▽

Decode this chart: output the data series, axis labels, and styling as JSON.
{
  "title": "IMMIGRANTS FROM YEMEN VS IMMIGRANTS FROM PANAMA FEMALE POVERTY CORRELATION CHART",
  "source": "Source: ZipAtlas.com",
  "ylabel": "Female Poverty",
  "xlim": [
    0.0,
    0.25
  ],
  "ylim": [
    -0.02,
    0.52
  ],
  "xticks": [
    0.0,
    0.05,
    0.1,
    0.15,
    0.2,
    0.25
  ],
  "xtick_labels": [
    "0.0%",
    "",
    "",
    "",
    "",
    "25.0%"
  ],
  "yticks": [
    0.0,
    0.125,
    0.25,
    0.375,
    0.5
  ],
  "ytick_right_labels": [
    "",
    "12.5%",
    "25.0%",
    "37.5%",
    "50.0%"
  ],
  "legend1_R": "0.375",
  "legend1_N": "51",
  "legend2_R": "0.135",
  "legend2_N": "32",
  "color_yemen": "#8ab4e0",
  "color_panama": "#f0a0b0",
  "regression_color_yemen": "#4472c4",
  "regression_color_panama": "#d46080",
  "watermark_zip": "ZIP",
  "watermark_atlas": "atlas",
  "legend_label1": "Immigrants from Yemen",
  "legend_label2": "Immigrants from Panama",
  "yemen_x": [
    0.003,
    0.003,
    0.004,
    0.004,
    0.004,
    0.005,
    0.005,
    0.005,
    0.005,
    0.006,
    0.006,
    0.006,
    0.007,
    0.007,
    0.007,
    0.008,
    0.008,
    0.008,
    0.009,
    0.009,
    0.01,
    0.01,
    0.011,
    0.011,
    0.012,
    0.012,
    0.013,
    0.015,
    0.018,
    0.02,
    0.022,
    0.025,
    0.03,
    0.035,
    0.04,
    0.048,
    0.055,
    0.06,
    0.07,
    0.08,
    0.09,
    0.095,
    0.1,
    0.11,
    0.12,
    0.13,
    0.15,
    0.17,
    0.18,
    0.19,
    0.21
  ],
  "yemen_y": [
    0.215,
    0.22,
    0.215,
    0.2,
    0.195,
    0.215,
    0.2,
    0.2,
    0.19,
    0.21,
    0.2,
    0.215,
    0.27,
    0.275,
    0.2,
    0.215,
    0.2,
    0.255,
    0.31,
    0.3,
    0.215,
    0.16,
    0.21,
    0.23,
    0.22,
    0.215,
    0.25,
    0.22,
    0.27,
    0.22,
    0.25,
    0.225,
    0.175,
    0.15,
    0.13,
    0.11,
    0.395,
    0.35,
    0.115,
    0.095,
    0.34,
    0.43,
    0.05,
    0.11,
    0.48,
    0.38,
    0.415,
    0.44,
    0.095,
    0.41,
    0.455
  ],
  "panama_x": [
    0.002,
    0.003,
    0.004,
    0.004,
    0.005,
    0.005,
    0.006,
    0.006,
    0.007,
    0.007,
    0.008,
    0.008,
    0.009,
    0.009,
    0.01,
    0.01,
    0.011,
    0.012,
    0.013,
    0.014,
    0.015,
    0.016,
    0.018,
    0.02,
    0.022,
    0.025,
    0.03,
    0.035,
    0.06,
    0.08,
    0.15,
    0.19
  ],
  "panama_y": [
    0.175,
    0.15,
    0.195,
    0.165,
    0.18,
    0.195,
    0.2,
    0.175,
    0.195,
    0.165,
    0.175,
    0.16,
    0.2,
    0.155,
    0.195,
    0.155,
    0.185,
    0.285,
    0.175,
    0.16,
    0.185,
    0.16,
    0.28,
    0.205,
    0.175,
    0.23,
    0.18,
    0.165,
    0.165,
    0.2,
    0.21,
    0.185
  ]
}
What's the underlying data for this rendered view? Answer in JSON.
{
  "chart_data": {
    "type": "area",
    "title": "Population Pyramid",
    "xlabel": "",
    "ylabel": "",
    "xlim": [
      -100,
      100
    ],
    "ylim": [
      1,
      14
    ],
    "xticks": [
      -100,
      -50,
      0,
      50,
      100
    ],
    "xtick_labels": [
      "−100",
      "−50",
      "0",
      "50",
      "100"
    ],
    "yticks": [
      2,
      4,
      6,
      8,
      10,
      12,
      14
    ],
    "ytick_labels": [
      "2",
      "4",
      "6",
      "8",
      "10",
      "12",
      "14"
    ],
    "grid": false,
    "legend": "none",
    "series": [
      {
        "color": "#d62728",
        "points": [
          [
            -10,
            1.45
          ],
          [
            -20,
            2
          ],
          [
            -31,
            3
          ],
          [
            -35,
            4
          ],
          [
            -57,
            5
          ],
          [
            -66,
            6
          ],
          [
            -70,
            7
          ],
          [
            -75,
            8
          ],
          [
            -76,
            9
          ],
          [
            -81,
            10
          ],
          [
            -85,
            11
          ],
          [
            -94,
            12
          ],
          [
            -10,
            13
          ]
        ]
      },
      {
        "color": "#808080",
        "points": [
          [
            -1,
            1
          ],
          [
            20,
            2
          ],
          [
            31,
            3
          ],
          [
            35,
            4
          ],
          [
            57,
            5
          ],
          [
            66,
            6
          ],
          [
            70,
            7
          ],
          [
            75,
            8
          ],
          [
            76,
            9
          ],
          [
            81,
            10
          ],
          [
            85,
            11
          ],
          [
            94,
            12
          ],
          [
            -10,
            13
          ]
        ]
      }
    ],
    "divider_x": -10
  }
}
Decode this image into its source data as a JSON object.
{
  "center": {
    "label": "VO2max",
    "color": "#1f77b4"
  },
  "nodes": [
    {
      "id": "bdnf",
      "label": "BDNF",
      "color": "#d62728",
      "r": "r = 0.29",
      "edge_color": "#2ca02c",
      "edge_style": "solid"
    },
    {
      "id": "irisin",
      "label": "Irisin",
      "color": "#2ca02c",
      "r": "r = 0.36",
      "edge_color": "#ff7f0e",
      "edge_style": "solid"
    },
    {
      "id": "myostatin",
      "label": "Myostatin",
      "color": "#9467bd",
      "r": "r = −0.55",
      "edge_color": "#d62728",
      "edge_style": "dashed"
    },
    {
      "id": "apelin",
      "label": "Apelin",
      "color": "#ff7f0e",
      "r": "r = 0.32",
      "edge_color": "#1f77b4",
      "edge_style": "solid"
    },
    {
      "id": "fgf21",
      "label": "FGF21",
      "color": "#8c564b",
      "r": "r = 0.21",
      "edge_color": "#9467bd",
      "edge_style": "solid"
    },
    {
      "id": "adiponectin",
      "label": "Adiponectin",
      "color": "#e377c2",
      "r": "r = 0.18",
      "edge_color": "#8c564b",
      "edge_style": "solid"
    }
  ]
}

△

> **Exercise objective**
Each line from the one with "Decode this image" through the last line of the records must be written out word for word. Include nothing else.

> **Result**
Decode this image into its source data as a JSON object.
{
  "center": {
    "label": "VO2max",
    "color": "#1f77b4"
  },
  "nodes": [
    {
      "id": "bdnf",
      "label": "BDNF",
      "color": "#d62728",
      "r": "r = 0.29",
      "edge_color": "#2ca02c",
      "edge_style": "solid"
    },
    {
      "id": "irisin",
      "label": "Irisin",
      "color": "#2ca02c",
      "r": "r = 0.36",
      "edge_color": "#ff7f0e",
      "edge_style": "solid"
    },
    {
      "id": "myostatin",
      "label": "Myostatin",
      "color": "#9467bd",
      "r": "r = −0.55",
      "edge_color": "#d62728",
      "edge_style": "dashed"
    },
    {
      "id": "apelin",
      "label": "Apelin",
      "color": "#ff7f0e",
      "r": "r = 0.32",
      "edge_color": "#1f77b4",
      "edge_style": "solid"
    },
    {
      "id": "fgf21",
      "label": "FGF21",
      "color": "#8c564b",
      "r": "r = 0.21",
      "edge_color": "#9467bd",
      "edge_style": "solid"
    },
    {
      "id": "adiponectin",
      "label": "Adiponectin",
      "color": "#e377c2",
      "r": "r = 0.18",
      "edge_color": "#8c564b",
      "edge_style": "solid"
    }
  ]
}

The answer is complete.